OBJECTIVE —
Reproduce the material in full, exactly as written.

┄┄┄┄┄┄┄┄┄┄┄┄┄┄┄┄┄┄┄┄

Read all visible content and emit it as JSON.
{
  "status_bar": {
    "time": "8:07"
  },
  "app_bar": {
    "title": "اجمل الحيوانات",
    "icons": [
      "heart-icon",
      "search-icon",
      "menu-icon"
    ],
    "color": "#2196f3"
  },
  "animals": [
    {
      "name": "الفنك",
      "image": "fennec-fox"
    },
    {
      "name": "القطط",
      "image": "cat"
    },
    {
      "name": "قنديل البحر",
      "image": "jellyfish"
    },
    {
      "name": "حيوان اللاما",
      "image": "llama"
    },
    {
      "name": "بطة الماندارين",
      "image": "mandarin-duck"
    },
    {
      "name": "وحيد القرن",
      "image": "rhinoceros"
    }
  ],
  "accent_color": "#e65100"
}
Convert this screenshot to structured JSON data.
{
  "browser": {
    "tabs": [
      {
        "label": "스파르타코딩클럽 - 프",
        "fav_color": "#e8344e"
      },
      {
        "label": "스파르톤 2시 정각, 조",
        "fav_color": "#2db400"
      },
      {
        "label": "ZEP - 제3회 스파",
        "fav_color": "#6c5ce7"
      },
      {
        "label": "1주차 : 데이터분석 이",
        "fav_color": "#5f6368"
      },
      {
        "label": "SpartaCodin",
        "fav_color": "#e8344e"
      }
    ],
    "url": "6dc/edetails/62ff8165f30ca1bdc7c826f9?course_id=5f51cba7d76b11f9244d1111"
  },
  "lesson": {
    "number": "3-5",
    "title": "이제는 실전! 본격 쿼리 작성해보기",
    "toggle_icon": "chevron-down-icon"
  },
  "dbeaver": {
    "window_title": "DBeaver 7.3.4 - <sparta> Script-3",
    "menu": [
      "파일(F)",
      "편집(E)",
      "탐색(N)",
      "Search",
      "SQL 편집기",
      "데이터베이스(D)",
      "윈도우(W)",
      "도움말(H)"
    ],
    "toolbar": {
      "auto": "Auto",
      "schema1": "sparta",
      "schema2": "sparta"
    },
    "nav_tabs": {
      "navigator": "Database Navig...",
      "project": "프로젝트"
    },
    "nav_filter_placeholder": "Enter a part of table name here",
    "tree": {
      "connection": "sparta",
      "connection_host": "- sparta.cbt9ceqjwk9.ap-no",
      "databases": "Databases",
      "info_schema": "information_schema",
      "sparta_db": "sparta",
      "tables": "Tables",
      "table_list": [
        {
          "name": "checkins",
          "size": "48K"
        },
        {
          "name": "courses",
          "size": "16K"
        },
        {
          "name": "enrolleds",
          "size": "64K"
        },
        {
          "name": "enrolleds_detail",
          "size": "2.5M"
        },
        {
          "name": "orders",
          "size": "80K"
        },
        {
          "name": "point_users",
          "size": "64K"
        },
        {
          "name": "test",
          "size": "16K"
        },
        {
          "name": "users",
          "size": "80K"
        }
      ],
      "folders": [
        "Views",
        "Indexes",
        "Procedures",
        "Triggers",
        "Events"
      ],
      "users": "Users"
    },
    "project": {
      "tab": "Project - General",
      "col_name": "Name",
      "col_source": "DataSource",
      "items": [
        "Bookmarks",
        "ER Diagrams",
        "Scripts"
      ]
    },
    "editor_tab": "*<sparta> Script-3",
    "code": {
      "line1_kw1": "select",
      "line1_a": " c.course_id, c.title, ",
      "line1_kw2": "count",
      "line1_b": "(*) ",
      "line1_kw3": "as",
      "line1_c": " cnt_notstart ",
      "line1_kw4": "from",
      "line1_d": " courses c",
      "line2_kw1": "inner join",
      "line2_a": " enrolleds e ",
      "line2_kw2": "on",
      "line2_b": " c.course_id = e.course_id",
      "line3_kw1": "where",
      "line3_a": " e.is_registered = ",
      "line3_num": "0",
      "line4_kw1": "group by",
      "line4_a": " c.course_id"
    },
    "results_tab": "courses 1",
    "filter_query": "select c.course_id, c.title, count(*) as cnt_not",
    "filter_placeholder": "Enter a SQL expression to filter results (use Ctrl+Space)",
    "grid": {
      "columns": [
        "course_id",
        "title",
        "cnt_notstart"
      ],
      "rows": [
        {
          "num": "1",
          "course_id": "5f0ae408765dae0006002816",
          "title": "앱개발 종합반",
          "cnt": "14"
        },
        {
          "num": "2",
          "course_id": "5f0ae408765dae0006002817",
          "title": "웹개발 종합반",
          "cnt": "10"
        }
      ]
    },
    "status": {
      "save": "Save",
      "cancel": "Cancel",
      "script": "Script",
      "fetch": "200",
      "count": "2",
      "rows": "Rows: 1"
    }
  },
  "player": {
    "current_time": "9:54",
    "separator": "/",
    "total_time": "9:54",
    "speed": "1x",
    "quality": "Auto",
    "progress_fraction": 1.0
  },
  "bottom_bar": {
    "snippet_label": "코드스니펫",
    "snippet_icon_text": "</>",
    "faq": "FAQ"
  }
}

┄┄┄┄┄┄┄┄┄┄┄┄┄┄┄┄┄┄┄┄

SOLUTION TO THIS EXERCISE —
Read all visible content and emit it as JSON.
{
  "status_bar": {
    "time": "8:07"
  },
  "app_bar": {
    "title": "اجمل الحيوانات",
    "icons": [
      "heart-icon",
      "search-icon",
      "menu-icon"
    ],
    "color": "#2196f3"
  },
  "animals": [
    {
      "name": "الفنك",
      "image": "fennec-fox"
    },
    {
      "name": "القطط",
      "image": "cat"
    },
    {
      "name": "قنديل البحر",
      "image": "jellyfish"
    },
    {
      "name": "حيوان اللاما",
      "image": "llama"
    },
    {
      "name": "بطة الماندارين",
      "image": "mandarin-duck"
    },
    {
      "name": "وحيد القرن",
      "image": "rhinoceros"
    }
  ],
  "accent_color": "#e65100"
}
Convert this screenshot to structured JSON data.
{
  "browser": {
    "tabs": [
      {
        "label": "스파르타코딩클럽 - 프",
        "fav_color": "#e8344e"
      },
      {
        "label": "스파르톤 2시 정각, 조",
        "fav_color": "#2db400"
      },
      {
        "label": "ZEP - 제3회 스파",
        "fav_color": "#6c5ce7"
      },
      {
        "label": "1주차 : 데이터분석 이",
        "fav_color": "#5f6368"
      },
      {
        "label": "SpartaCodin",
        "fav_color": "#e8344e"
      }
    ],
    "url": "6dc/edetails/62ff8165f30ca1bdc7c826f9?course_id=5f51cba7d76b11f9244d1111"
  },
  "lesson": {
    "number": "3-5",
    "title": "이제는 실전! 본격 쿼리 작성해보기",
    "toggle_icon": "chevron-down-icon"
  },
  "dbeaver": {
    "window_title": "DBeaver 7.3.4 - <sparta> Script-3",
    "menu": [
      "파일(F)",
      "편집(E)",
      "탐색(N)",
      "Search",
      "SQL 편집기",
      "데이터베이스(D)",
      "윈도우(W)",
      "도움말(H)"
    ],
    "toolbar": {
      "auto": "Auto",
      "schema1": "sparta",
      "schema2": "sparta"
    },
    "nav_tabs": {
      "navigator": "Database Navig...",
      "project": "프로젝트"
    },
    "nav_filter_placeholder": "Enter a part of table name here",
    "tree": {
      "connection": "sparta",
      "connection_host": "- sparta.cbt9ceqjwk9.ap-no",
      "databases": "Databases",
      "info_schema": "information_schema",
      "sparta_db": "sparta",
      "tables": "Tables",
      "table_list": [
        {
          "name": "checkins",
          "size": "48K"
        },
        {
          "name": "courses",
          "size": "16K"
        },
        {
          "name": "enrolleds",
          "size": "64K"
        },
        {
          "name": "enrolleds_detail",
          "size": "2.5M"
        },
        {
          "name": "orders",
          "size": "80K"
        },
        {
          "name": "point_users",
          "size": "64K"
        },
        {
          "name": "test",
          "size": "16K"
        },
        {
          "name": "users",
          "size": "80K"
        }
      ],
      "folders": [
        "Views",
        "Indexes",
        "Procedures",
        "Triggers",
        "Events"
      ],
      "users": "Users"
    },
    "project": {
      "tab": "Project - General",
      "col_name": "Name",
      "col_source": "DataSource",
      "items": [
        "Bookmarks",
        "ER Diagrams",
        "Scripts"
      ]
    },
    "editor_tab": "*<sparta> Script-3",
    "code": {
      "line1_kw1": "select",
      "line1_a": " c.course_id, c.title, ",
      "line1_kw2": "count",
      "line1_b": "(*) ",
      "line1_kw3": "as",
      "line1_c": " cnt_notstart ",
      "line1_kw4": "from",
      "line1_d": " courses c",
      "line2_kw1": "inner join",
      "line2_a": " enrolleds e ",
      "line2_kw2": "on",
      "line2_b": " c.course_id = e.course_id",
      "line3_kw1": "where",
      "line3_a": " e.is_registered = ",
      "line3_num": "0",
      "line4_kw1": "group by",
      "line4_a": " c.course_id"
    },
    "results_tab": "courses 1",
    "filter_query": "select c.course_id, c.title, count(*) as cnt_not",
    "filter_placeholder": "Enter a SQL expression to filter results (use Ctrl+Space)",
    "grid": {
      "columns": [
        "course_id",
        "title",
        "cnt_notstart"
      ],
      "rows": [
        {
          "num": "1",
          "course_id": "5f0ae408765dae0006002816",
          "title": "앱개발 종합반",
          "cnt": "14"
        },
        {
          "num": "2",
          "course_id": "5f0ae408765dae0006002817",
          "title": "웹개발 종합반",
          "cnt": "10"
        }
      ]
    },
    "status": {
      "save": "Save",
      "cancel": "Cancel",
      "script": "Script",
      "fetch": "200",
      "count": "2",
      "rows": "Rows: 1"
    }
  },
  "player": {
    "current_time": "9:54",
    "separator": "/",
    "total_time": "9:54",
    "speed": "1x",
    "quality": "Auto",
    "progress_fraction": 1.0
  },
  "bottom_bar": {
    "snippet_label": "코드스니펫",
    "snippet_icon_text": "</>",
    "faq": "FAQ"
  }
}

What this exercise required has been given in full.